Records that describe figures
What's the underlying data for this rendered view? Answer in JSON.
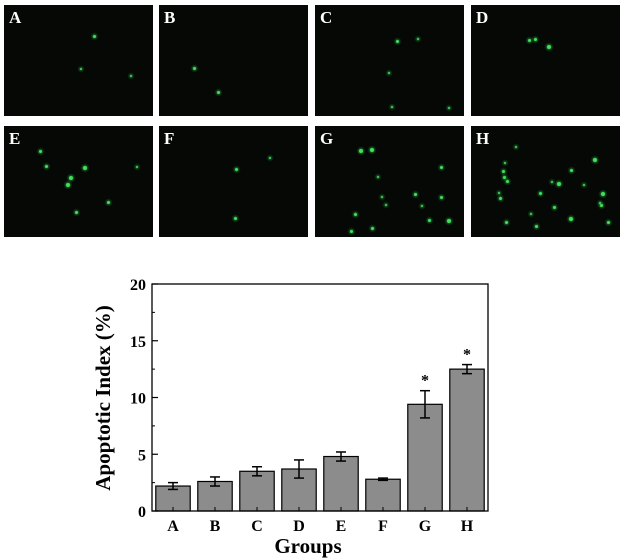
{
  "panels": [
    {
      "label": "A",
      "dots": 3
    },
    {
      "label": "B",
      "dots": 2
    },
    {
      "label": "C",
      "dots": 5
    },
    {
      "label": "D",
      "dots": 3
    },
    {
      "label": "E",
      "dots": 8
    },
    {
      "label": "F",
      "dots": 3
    },
    {
      "label": "G",
      "dots": 14
    },
    {
      "label": "H",
      "dots": 22
    }
  ],
  "colors": {
    "bar": "#8c8c8c",
    "fluorescence": "#3fe05a",
    "panel_bg": "#050805"
  },
  "chart_data": {
    "type": "bar",
    "categories": [
      "A",
      "B",
      "C",
      "D",
      "E",
      "F",
      "G",
      "H"
    ],
    "values": [
      2.2,
      2.6,
      3.5,
      3.7,
      4.8,
      2.8,
      9.4,
      12.5
    ],
    "errors": [
      0.3,
      0.4,
      0.4,
      0.8,
      0.4,
      0.1,
      1.2,
      0.4
    ],
    "significance": [
      "",
      "",
      "",
      "",
      "",
      "",
      "*",
      "*"
    ],
    "xlabel": "Groups",
    "ylabel": "Apoptotic Index (%)",
    "ylim": [
      0,
      20
    ],
    "yticks": [
      "0",
      "5",
      "10",
      "15",
      "20"
    ],
    "grid": false
  }
}
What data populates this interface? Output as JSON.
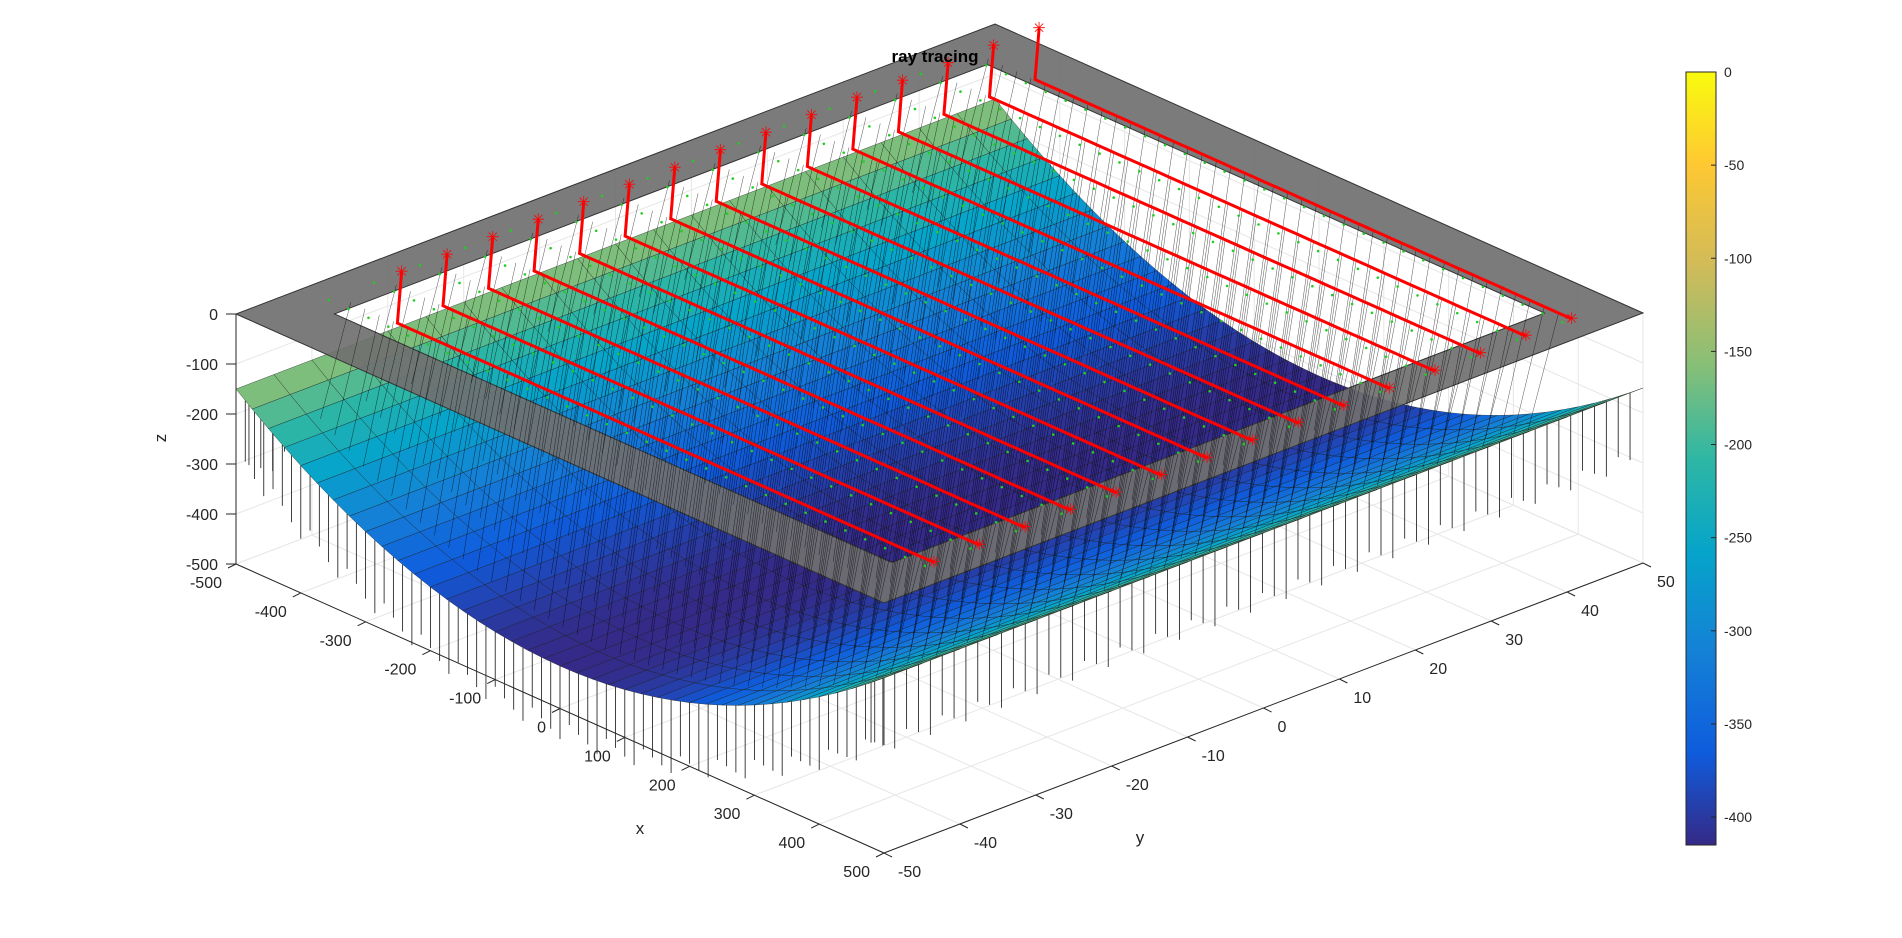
{
  "chart_data": {
    "type": "surface3d",
    "title": "ray tracing",
    "xlabel": "x",
    "ylabel": "y",
    "zlabel": "z",
    "xlim": [
      -500,
      500
    ],
    "ylim": [
      -50,
      50
    ],
    "zlim": [
      -500,
      0
    ],
    "x_ticks": [
      "-500",
      "-400",
      "-300",
      "-200",
      "-100",
      "0",
      "100",
      "200",
      "300",
      "400",
      "500"
    ],
    "y_ticks": [
      "-50",
      "-40",
      "-30",
      "-20",
      "-10",
      "0",
      "10",
      "20",
      "30",
      "40",
      "50"
    ],
    "z_ticks": [
      "0",
      "-100",
      "-200",
      "-300",
      "-400",
      "-500"
    ],
    "surface": {
      "description_of_shape": "parabolic trough, depth varies along x",
      "z_min": -415,
      "z_max": -150,
      "vertex_x": 0
    },
    "colorbar": {
      "colormap": "parula",
      "range": [
        -415,
        0
      ],
      "ticks": [
        "0",
        "-50",
        "-100",
        "-150",
        "-200",
        "-250",
        "-300",
        "-350",
        "-400"
      ]
    },
    "series": [
      {
        "name": "",
        "kind": "ray_endpoints",
        "marker": "asterisk",
        "color": "#ff0000",
        "z": 0
      },
      {
        "name": "",
        "kind": "reference_curve",
        "marker": "dot",
        "color": "#22cc22",
        "z": 0
      },
      {
        "name": "",
        "kind": "vertical_rays",
        "color": "#000000"
      }
    ],
    "ray_rows_y": [
      -40,
      -34,
      -28,
      -22,
      -16,
      -10,
      -4,
      2,
      8,
      14,
      20,
      26,
      32,
      38,
      44
    ],
    "grid": true,
    "receiver_plane": {
      "z": 0,
      "color": "#707070"
    }
  }
}
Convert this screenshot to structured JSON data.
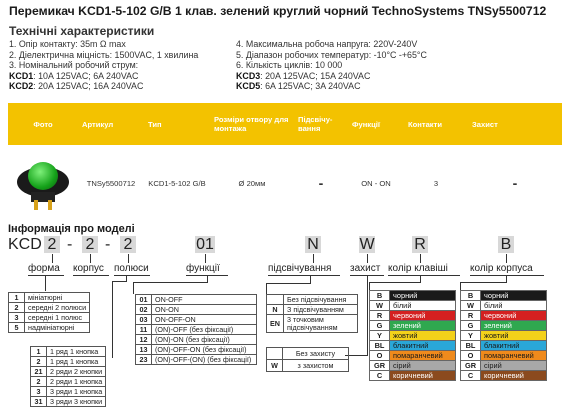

> Exercise objective: Which lines hold the word "JSON"? Copy each of them from the records.

> Output for this exercise:
What's the underlying data for this rendered view? Answer in JSON.
What data populates this interface? Output as JSON.
Convert this screenshot to structured JSON data.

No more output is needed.